Written instruction ▸ Copy each line below in which the string "заинтересованности" occurs.

Stored records:
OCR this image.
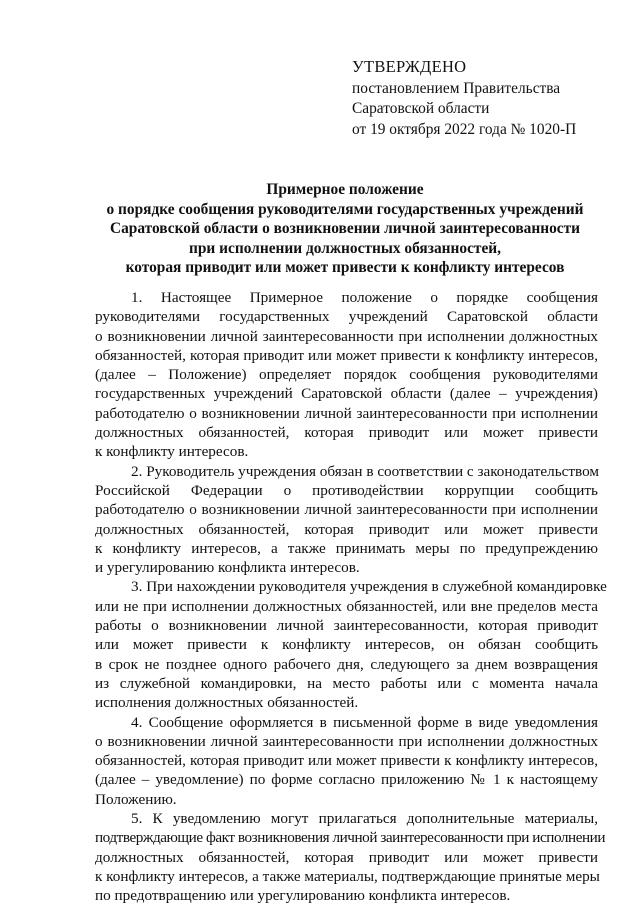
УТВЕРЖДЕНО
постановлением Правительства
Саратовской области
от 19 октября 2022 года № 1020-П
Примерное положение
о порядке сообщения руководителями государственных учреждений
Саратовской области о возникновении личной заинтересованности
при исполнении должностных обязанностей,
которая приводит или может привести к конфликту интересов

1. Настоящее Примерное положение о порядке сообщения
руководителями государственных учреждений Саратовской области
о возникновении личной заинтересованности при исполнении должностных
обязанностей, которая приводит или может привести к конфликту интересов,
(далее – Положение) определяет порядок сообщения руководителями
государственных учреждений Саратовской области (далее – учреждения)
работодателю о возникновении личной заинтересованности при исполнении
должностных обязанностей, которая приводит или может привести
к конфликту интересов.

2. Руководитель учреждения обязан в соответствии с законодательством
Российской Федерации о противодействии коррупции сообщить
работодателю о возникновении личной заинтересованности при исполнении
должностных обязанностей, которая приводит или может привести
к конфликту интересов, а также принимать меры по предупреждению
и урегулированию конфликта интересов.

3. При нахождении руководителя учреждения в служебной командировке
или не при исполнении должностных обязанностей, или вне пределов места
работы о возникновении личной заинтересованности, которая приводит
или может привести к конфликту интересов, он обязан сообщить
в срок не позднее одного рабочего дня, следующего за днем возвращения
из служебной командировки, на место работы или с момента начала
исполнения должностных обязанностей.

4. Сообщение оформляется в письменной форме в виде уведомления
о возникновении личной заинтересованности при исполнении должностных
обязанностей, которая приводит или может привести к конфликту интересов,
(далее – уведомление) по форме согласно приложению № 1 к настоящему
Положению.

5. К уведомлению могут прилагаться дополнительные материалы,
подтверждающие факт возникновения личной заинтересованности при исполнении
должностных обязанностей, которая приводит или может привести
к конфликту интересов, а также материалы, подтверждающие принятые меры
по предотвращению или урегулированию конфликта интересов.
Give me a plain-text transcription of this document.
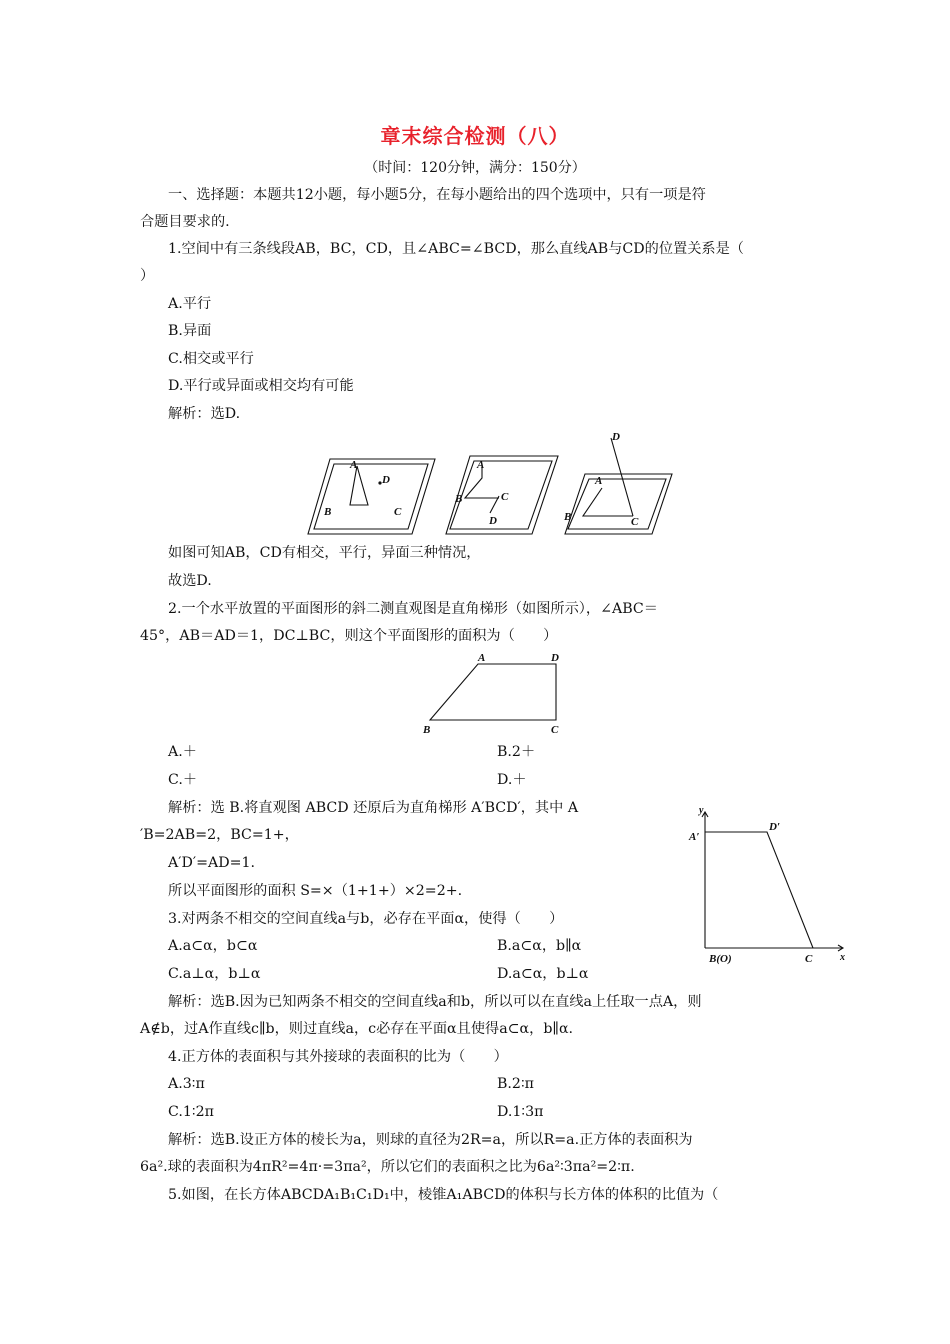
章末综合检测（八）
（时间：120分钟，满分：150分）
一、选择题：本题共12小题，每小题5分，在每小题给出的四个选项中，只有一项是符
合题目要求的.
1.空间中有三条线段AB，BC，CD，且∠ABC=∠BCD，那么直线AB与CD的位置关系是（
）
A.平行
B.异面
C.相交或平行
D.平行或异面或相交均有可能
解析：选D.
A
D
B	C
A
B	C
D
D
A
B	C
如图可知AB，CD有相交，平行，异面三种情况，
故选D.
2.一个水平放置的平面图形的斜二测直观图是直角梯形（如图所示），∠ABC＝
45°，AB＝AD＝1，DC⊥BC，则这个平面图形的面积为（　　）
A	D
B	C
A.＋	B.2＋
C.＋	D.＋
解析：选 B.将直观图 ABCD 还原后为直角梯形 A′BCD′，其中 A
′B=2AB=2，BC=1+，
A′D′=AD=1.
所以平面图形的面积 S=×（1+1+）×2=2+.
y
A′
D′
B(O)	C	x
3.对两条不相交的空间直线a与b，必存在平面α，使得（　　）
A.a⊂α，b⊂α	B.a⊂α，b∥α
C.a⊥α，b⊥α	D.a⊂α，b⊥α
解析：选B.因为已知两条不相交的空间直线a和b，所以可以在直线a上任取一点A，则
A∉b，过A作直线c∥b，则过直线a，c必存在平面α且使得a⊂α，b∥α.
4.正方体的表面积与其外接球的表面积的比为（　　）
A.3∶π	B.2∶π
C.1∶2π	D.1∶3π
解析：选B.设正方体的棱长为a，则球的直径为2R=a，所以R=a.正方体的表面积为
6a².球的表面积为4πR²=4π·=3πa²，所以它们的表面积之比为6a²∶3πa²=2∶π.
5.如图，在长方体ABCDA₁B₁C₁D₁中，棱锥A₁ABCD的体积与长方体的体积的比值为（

==

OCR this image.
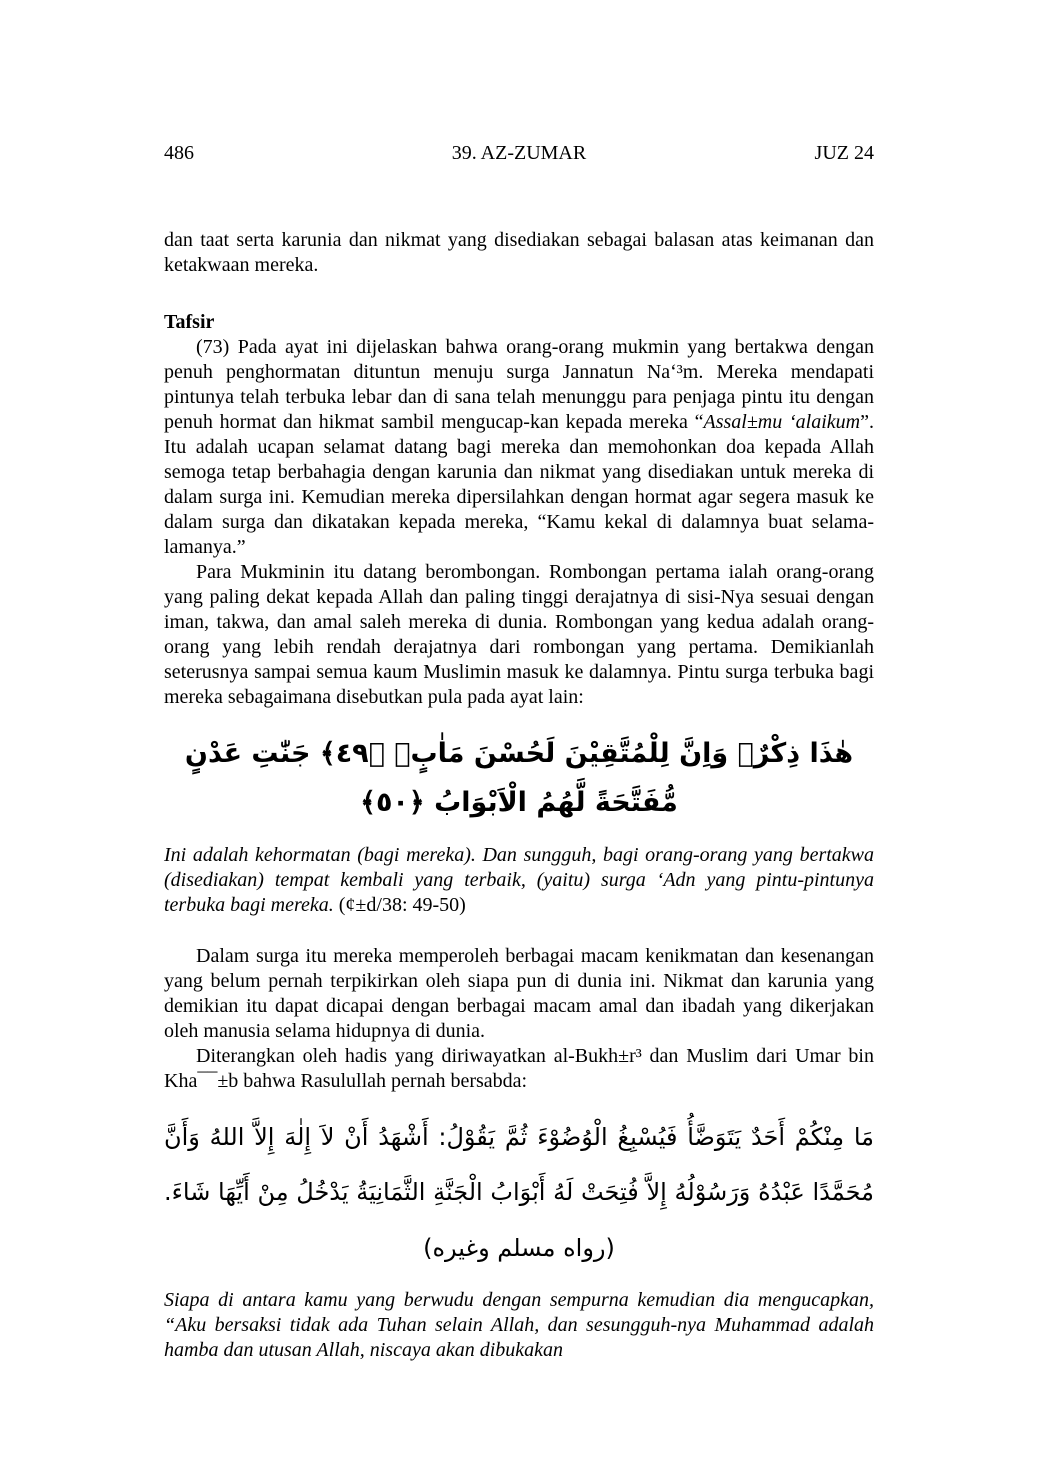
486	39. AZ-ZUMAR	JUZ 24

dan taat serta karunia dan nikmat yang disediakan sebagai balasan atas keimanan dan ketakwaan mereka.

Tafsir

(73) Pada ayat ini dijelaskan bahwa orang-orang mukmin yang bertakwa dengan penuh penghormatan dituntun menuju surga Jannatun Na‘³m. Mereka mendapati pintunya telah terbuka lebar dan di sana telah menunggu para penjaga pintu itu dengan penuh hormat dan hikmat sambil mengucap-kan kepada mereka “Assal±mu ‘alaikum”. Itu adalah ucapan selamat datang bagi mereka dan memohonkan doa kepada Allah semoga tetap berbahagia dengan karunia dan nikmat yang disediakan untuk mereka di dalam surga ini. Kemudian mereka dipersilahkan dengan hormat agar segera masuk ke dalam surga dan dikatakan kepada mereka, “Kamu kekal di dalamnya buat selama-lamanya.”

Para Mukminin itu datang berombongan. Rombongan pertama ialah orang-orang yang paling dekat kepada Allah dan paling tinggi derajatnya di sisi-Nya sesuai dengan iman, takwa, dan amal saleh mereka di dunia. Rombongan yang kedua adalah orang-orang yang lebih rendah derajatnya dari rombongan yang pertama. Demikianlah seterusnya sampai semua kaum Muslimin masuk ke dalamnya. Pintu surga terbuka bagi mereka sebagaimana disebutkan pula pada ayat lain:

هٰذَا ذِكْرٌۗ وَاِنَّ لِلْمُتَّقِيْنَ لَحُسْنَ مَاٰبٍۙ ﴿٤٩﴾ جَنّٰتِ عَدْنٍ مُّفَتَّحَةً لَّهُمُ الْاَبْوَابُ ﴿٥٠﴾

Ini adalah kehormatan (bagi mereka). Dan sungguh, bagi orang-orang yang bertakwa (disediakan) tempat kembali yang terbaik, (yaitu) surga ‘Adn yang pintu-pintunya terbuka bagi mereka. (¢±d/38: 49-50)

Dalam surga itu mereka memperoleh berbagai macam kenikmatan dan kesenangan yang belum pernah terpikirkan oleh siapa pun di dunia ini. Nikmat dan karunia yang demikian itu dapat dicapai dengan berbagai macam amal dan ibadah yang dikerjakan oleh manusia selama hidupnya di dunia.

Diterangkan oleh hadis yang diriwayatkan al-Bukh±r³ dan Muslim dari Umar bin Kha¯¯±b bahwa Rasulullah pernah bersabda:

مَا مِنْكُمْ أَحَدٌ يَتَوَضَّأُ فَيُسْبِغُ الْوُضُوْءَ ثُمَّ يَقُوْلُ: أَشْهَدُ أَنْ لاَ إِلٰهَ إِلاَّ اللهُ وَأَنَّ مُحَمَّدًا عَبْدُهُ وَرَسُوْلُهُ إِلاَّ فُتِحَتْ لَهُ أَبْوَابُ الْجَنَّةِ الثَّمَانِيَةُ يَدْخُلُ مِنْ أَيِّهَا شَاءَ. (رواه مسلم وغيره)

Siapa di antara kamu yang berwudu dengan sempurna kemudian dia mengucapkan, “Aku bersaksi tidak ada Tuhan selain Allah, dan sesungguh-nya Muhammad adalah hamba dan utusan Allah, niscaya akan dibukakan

Answer for the task ▸
Саратовской области о возникновении личной заинтересованности
о возникновении личной заинтересованности при исполнении должностных
работодателю о возникновении личной заинтересованности при исполнении
работодателю о возникновении личной заинтересованности при исполнении
работы о возникновении личной заинтересованности, которая приводит
о возникновении личной заинтересованности при исполнении должностных
подтверждающие факт возникновения личной заинтересованности при исполнении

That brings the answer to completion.